#### Short problem
Copy out, from the entries below, each line holding the string "film".

#### Listing
________________

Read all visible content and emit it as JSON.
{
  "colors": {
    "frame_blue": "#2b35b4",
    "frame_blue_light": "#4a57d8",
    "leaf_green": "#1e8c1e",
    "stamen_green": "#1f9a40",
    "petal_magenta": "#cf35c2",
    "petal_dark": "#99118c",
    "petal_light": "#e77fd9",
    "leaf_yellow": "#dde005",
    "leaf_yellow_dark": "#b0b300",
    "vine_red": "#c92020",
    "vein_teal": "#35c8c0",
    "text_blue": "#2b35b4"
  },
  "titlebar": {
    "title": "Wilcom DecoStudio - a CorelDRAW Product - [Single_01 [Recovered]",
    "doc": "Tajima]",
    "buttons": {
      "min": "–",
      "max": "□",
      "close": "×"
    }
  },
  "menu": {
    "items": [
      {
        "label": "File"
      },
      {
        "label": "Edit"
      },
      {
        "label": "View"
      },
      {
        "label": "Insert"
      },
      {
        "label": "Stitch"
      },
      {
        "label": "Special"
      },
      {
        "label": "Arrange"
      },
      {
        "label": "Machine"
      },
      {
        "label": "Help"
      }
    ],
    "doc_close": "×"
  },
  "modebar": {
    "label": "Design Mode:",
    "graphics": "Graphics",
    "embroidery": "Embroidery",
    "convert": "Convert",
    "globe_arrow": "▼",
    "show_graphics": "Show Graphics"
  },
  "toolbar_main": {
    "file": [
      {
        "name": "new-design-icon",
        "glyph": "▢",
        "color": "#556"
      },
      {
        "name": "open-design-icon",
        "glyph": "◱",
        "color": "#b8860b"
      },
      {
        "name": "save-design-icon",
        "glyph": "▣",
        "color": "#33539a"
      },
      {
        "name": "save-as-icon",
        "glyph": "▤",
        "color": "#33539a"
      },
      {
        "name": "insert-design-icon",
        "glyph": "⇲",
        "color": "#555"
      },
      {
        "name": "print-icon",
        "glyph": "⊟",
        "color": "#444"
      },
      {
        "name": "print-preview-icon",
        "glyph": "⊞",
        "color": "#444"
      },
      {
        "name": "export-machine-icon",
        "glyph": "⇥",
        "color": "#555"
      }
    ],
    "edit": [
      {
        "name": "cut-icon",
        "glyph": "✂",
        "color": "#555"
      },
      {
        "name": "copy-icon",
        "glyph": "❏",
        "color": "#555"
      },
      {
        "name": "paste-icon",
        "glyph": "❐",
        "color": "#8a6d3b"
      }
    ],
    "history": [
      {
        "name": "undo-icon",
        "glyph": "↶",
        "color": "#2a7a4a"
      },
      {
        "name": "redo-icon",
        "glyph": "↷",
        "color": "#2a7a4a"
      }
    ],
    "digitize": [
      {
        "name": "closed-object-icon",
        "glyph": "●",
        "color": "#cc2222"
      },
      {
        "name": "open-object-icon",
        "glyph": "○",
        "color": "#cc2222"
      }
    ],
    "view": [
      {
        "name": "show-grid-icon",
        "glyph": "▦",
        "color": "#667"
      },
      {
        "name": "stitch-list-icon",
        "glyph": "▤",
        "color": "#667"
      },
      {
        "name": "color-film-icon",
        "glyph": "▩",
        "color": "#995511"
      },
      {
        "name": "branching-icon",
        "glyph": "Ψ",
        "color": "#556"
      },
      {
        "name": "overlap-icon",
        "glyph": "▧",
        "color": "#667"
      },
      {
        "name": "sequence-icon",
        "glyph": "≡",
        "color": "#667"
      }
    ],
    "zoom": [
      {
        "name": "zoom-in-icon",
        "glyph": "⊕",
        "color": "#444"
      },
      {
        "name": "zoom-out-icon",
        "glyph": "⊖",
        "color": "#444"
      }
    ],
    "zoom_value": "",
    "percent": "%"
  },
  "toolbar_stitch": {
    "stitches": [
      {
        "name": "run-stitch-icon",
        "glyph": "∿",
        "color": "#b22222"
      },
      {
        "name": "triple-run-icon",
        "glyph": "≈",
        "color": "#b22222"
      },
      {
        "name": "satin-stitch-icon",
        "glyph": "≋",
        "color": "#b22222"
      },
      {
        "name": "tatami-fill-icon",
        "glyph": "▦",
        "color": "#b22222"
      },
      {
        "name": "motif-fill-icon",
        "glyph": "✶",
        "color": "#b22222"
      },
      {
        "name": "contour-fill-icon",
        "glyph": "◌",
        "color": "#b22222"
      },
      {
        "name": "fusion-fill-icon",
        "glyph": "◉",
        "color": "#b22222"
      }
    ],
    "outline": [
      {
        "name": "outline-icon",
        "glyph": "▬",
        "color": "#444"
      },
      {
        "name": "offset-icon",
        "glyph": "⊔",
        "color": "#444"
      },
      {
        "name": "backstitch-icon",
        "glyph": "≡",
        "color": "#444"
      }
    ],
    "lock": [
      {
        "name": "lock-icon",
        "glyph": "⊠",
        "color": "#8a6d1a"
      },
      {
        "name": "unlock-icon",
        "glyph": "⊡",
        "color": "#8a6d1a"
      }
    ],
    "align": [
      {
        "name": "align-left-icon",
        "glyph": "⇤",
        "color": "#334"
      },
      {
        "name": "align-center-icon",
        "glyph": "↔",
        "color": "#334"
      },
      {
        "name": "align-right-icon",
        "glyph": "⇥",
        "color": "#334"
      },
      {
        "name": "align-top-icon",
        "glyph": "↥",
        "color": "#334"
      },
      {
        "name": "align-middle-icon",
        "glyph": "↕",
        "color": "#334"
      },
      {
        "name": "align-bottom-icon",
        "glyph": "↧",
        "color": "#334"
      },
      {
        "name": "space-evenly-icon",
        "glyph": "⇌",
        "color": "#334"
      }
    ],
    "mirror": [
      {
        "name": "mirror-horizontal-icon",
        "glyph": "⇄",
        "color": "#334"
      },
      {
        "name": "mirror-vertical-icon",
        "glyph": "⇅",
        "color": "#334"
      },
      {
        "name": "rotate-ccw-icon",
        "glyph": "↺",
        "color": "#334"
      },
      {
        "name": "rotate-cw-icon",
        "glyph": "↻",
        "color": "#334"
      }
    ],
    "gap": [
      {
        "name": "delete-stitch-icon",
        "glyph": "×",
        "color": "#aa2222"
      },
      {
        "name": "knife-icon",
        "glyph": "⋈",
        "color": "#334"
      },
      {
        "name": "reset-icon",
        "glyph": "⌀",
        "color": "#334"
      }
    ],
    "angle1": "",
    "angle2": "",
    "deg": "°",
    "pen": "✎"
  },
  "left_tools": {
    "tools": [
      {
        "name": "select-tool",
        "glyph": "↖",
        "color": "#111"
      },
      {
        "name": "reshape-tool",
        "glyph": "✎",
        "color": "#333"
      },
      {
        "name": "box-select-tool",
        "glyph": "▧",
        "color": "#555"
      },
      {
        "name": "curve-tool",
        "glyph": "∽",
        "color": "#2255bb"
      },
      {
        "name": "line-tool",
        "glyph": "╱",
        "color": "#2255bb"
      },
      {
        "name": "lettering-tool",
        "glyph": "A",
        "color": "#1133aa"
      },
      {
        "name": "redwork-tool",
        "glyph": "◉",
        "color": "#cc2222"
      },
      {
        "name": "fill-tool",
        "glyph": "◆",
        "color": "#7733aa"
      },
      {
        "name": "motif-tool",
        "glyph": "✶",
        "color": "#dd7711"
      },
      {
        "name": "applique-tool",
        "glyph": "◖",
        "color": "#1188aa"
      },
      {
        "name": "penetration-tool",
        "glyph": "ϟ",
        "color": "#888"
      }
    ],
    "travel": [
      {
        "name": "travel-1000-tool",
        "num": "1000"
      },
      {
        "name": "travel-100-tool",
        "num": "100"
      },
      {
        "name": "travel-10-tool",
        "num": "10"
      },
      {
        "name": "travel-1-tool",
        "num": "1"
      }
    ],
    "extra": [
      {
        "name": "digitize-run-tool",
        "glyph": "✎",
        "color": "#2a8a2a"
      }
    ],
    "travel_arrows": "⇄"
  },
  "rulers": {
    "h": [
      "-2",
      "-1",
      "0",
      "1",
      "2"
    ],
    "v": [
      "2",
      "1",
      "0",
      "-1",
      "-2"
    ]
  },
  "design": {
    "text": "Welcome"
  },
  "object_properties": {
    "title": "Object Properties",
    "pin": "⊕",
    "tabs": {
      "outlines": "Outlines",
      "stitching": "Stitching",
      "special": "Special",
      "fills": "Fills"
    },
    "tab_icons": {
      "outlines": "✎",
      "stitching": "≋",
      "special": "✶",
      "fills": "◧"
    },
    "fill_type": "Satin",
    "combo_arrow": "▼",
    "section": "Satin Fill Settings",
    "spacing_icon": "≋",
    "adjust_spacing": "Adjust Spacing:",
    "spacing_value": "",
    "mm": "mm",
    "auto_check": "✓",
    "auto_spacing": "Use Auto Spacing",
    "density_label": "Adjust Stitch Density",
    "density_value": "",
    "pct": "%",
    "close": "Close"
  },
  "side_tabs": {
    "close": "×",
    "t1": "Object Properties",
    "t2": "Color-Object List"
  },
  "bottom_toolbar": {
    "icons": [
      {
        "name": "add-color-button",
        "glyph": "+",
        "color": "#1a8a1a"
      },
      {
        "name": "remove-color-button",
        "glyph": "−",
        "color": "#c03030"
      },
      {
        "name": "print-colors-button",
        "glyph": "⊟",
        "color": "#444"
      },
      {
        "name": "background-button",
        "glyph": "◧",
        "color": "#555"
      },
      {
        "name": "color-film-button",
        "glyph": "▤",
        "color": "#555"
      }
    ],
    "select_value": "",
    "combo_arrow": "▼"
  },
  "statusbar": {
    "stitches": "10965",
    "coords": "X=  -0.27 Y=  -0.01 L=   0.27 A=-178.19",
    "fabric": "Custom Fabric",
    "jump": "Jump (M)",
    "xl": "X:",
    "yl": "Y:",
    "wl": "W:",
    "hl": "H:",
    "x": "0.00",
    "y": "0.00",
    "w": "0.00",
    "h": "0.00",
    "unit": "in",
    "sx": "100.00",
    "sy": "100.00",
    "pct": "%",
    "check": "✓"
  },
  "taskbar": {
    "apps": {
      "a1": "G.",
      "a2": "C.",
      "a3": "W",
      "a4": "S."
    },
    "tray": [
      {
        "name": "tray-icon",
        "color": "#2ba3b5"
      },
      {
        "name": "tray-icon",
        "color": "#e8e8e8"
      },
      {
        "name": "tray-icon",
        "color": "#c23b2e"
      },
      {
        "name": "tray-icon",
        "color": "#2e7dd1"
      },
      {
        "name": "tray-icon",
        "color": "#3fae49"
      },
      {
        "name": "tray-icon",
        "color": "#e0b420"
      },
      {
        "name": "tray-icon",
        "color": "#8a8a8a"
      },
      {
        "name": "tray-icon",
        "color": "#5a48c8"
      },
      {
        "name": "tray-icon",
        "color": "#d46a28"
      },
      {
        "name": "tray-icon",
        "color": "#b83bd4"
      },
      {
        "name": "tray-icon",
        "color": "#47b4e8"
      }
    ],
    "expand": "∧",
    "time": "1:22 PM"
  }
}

________________

#### Solution to the exercise
        "name": "color-film-icon",
        "name": "color-film-button",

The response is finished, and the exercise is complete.